* AIM OF THE EXERCISE: Extend the text below on investment trust discounts and share buybacks, picking up after its final sentence.

There is no reason why the total market value of the investment trust (shares in issue x price per share) should equal the net asset value (the total market value of the investments held by the company after deducting any liabilities.)

When an investment trust is very popular, investor demand to purchase its shares on the stock exchange may well mean that the market price per share exceeds the net asset value per share. In this situation the shares are said to stand at a "premium."

A more common situation is for somewhat limited investor demand for the shares of the investment trust causing the share price to fall below the net asset value per share. In this situation, the shares are said to stand at a "discount."

For example, the investment trust may own investments which in aggregate are worth £20 million. If it has 1 million shares in issue, the net asset value per share is £20. However, the quoted market price on the stock exchange may only be, say, £18 per share. In this situation, one would say that the shares stand at a 10% discount to net asset value.

(£20-£18) / £20 = 10%.

Impact of a share buyback

For illustration, assume that the company offers in the market to buy back up to 100,000 shares at a price of £18.50 per share, an aggregate cost of £1,850,000.

Selling shareholders

They should be happy. Before the investment trust commenced they buyback, they could only sell at the market price of £18.00 per share. Instead they have been able to sell their shares at £18.50 each.

Continuing shareholders

They should also be happy.

The long term objective of shareholders in an investment trust is to have the management grow the net assets per share at a favourable rate without taking on excessive risks. That applies irrespective of the path of the quoted share price, since if desired the value represented by the net assets can be realised by the investment trust selling all of its investments and being liquidated.

The own share buyback will increase the net assets per share, since both the net assets and the number of shares in issue have increased. Before the buyback, net assets per share were £20.00 each (£20 million net assets / 1 million shares in issue.)

Now the net assets per share are:

(£20 m - £1.85 m) / (1,000,000 – 100,000) = £18.15 m / 900,000 = £20.17

Even if the buyback fails to reduce the previous 20% discount, or if the share price remains unchanged at £18.00 per share, thereby widening the discount, the continuing shareholders are still better off than they were, since the key ratio of net assets per share has increased.

* PROVIDED RECORDS:
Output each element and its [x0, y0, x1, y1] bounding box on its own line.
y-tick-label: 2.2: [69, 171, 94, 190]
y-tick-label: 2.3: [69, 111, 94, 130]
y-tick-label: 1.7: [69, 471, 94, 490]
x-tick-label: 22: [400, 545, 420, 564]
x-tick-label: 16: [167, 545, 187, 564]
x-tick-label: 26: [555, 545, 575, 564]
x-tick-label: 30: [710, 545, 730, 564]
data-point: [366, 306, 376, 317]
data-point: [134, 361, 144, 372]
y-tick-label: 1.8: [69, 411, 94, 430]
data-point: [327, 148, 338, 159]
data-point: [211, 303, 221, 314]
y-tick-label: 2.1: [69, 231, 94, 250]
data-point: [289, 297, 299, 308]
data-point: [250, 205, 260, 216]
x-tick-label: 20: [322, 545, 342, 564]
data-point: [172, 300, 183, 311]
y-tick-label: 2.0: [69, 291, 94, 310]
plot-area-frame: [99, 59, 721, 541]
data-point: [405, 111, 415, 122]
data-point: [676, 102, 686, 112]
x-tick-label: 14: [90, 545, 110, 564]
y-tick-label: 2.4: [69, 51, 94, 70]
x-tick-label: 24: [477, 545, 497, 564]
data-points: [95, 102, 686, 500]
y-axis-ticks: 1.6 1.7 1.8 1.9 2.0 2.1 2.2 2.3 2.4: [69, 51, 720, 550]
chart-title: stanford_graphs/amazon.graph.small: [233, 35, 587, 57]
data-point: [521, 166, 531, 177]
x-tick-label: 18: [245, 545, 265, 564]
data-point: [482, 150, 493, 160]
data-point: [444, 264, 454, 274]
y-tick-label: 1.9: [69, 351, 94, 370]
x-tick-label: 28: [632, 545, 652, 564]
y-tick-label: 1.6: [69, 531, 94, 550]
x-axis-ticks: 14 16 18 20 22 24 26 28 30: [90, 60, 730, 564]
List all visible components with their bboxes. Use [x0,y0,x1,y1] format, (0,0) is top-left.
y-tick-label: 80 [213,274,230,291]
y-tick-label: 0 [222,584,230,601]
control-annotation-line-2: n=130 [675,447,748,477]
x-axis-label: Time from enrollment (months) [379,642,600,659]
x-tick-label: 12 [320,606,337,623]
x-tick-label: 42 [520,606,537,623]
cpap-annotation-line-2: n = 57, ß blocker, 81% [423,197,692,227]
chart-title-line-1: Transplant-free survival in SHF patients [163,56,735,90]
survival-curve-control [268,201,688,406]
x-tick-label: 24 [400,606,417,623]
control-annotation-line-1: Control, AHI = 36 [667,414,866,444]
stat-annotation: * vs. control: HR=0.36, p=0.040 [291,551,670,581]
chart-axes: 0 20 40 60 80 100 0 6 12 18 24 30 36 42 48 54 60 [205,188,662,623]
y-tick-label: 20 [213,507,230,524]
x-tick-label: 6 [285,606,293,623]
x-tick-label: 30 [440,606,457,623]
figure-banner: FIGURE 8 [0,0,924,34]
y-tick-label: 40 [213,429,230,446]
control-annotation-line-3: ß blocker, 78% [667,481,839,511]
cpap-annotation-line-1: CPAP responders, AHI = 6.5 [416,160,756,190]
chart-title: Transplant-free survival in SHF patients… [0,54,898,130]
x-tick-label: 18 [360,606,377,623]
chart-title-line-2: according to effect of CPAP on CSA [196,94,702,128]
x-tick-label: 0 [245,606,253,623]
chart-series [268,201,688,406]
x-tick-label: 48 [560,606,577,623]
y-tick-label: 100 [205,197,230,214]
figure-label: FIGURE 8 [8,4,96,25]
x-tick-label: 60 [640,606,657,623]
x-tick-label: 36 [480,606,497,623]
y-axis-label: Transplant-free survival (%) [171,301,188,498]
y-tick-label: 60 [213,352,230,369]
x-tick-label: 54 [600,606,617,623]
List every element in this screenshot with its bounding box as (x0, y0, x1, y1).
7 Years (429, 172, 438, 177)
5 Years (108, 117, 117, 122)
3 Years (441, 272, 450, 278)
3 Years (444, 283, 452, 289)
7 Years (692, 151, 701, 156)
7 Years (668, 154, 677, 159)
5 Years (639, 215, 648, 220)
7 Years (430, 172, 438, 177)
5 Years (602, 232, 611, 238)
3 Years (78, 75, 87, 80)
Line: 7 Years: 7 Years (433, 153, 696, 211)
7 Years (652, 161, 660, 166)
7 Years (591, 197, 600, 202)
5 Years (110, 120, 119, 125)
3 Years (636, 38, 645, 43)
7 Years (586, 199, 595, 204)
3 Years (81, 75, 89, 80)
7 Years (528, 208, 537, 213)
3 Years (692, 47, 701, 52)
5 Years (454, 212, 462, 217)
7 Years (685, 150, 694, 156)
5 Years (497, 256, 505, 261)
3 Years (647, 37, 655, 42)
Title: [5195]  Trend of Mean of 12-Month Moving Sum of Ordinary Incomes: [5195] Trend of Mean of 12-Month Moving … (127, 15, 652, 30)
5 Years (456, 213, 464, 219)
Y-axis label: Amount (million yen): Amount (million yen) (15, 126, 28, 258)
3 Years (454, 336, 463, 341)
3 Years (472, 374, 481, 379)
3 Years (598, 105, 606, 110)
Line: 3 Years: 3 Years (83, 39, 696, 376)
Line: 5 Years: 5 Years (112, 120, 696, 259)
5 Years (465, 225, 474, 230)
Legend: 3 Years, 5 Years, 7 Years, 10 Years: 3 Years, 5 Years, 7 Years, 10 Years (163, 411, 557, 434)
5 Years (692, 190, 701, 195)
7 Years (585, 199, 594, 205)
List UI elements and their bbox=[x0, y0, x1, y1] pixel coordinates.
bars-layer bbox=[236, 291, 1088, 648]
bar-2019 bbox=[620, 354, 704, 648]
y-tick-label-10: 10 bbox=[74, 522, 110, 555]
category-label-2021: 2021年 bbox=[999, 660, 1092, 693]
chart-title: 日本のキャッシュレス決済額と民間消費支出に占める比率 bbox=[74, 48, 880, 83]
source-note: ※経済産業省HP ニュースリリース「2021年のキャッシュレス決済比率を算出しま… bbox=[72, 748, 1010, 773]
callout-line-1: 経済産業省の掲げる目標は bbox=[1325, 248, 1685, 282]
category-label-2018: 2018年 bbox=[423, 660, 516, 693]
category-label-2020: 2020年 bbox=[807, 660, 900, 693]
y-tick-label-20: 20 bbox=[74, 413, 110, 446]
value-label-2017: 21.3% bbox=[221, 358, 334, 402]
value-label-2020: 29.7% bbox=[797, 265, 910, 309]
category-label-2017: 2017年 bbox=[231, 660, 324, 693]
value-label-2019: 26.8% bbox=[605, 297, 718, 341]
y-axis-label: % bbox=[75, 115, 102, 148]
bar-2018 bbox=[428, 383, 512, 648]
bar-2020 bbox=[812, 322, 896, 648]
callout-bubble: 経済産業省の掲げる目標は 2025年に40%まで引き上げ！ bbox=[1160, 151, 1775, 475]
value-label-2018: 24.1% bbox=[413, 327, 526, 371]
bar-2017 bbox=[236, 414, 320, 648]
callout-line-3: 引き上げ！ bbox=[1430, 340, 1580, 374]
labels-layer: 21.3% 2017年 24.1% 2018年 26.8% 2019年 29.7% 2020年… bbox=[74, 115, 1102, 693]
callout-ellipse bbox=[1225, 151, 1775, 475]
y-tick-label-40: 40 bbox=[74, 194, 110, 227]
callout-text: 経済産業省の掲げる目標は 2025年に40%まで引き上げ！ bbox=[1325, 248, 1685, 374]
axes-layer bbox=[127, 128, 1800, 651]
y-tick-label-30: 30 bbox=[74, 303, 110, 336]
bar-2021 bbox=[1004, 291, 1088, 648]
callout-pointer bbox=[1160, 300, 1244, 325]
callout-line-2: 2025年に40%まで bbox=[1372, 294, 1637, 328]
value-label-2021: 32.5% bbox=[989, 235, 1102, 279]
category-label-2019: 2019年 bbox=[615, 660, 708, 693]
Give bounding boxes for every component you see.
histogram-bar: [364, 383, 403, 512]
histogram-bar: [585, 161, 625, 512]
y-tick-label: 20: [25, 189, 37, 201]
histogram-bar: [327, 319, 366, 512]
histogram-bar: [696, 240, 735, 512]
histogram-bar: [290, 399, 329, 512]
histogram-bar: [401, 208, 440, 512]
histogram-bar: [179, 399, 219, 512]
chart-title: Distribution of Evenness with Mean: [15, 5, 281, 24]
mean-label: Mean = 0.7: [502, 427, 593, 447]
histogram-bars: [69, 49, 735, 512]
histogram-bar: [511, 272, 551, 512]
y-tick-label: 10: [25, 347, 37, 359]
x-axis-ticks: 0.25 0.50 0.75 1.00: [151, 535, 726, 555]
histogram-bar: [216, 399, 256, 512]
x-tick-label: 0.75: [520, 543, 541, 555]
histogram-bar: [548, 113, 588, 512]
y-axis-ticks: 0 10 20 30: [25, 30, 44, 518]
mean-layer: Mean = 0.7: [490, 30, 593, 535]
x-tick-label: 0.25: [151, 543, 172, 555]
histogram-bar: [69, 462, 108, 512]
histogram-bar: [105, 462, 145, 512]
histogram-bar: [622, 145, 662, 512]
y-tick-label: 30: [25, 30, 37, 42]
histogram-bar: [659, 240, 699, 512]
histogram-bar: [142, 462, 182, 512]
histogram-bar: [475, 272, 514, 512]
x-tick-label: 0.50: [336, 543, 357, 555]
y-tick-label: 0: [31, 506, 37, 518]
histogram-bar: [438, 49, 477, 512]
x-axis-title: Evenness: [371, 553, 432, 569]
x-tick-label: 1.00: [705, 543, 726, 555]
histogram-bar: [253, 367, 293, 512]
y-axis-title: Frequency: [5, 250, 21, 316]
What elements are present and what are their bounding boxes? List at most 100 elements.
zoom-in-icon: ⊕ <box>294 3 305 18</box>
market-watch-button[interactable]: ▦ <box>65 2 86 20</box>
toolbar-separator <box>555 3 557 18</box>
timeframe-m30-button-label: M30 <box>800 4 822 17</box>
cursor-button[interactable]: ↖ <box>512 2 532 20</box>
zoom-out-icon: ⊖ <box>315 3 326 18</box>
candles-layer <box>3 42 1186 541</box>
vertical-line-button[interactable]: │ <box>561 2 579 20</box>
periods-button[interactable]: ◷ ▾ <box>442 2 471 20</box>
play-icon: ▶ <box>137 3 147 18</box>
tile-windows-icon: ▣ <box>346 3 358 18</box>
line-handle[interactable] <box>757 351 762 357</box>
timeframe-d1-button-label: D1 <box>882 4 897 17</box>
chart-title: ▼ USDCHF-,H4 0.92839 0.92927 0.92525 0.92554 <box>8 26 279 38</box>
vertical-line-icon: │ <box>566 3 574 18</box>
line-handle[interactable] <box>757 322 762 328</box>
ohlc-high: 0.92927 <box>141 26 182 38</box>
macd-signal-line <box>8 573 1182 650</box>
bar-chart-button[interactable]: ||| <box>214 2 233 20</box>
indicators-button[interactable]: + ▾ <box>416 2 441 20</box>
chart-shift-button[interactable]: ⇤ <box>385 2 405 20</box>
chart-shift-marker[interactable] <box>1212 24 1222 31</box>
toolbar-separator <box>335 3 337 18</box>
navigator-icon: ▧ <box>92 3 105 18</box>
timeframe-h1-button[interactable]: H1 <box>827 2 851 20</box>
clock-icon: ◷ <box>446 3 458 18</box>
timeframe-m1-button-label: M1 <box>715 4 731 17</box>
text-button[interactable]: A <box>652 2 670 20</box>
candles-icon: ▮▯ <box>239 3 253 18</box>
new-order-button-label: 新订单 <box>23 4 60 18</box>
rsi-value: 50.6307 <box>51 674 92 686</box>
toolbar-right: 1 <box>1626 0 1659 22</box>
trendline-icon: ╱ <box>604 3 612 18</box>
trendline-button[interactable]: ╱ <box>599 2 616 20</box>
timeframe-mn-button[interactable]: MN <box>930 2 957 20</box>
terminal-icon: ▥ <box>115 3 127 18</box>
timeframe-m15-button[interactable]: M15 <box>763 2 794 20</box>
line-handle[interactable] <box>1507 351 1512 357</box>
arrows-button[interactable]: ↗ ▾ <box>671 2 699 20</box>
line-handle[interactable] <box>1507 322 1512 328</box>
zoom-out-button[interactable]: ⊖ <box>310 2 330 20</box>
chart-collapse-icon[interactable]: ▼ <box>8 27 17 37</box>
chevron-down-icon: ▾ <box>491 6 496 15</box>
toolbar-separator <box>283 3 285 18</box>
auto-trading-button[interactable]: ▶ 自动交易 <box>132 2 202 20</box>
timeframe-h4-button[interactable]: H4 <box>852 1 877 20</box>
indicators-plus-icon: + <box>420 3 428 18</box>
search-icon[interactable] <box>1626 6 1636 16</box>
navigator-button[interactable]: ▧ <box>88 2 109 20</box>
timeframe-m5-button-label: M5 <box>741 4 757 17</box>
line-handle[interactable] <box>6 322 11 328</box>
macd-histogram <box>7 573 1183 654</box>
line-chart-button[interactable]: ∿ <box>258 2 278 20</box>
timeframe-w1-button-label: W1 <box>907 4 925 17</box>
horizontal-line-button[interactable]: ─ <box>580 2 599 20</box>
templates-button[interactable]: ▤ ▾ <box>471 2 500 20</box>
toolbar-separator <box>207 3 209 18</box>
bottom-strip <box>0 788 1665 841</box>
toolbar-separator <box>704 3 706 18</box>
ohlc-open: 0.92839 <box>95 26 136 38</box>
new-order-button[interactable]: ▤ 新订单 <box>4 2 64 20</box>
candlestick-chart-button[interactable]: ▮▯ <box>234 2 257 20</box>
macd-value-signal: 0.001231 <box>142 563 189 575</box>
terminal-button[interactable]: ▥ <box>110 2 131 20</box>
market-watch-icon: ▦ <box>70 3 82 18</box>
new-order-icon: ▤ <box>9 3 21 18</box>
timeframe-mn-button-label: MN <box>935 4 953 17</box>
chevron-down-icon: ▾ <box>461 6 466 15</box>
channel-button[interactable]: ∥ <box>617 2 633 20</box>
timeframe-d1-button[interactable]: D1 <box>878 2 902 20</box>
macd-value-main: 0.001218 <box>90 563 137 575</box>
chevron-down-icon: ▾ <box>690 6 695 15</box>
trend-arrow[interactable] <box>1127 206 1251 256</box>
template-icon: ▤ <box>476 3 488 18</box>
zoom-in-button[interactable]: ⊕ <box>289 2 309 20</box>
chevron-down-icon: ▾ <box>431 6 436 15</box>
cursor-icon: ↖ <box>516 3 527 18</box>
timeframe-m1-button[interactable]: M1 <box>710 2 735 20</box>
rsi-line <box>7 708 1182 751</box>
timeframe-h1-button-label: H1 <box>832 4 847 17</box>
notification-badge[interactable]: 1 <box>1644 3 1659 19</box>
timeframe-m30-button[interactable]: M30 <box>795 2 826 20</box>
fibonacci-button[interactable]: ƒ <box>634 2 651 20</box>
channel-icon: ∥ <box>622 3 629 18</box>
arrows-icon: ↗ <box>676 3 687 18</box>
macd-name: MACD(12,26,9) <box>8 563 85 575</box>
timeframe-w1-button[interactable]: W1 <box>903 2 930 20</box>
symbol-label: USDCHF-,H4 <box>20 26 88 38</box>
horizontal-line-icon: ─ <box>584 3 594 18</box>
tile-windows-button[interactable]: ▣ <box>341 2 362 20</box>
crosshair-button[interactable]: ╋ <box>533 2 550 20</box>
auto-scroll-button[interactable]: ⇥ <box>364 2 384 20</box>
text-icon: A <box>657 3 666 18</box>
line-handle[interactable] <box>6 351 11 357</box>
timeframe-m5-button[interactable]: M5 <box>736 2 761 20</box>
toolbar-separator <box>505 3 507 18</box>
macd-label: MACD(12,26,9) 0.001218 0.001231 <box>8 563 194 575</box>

* EXPECTED OUTPUT:
However, in practice, the activity of the investment trust in repurchasing and cancelling shares often causes the market price of the shares to increase. Apart from anything else, the company represents an additional buyer beyond those buyers already active in the stock market. Indeed, the expectation that the company will buy back its shares may itself cause the discount to narrow.

Arguments against investment trust own share purchases

Investment trust managements are sometimes reluctant to make share repurchases because, as can be seen from the above example, it reduces the absolute size of the investment trust.

It is normal for external investment trust managers to be paid a fee which is set as a percentage of the total assets under management, so reducing the size of the investment trust reduces the fee that the external managers will earn. Also, if an investment trust becomes too small, its overhead costs will become a more significant burden on the shareholders since they do not normally reduce in proportion as the investment trust shrinks.

However, for large investment trusts overhead costs should not be a material factor in deciding whether to repurchase shares at a price below net asset value.

As a general principle, I would always support investment trusts repurchasing their shares at prices below net asset value.

As I mentioned at the start, my views about trading companies buying back their own shares are very different. I believe that in the vast majority of cases share buybacks by trading companies are hard to justify in terms of the benefits they achieve for the shareholders. I shall explore the issues surrounding trading companies and share buybacks in the next issue of The Private Investor.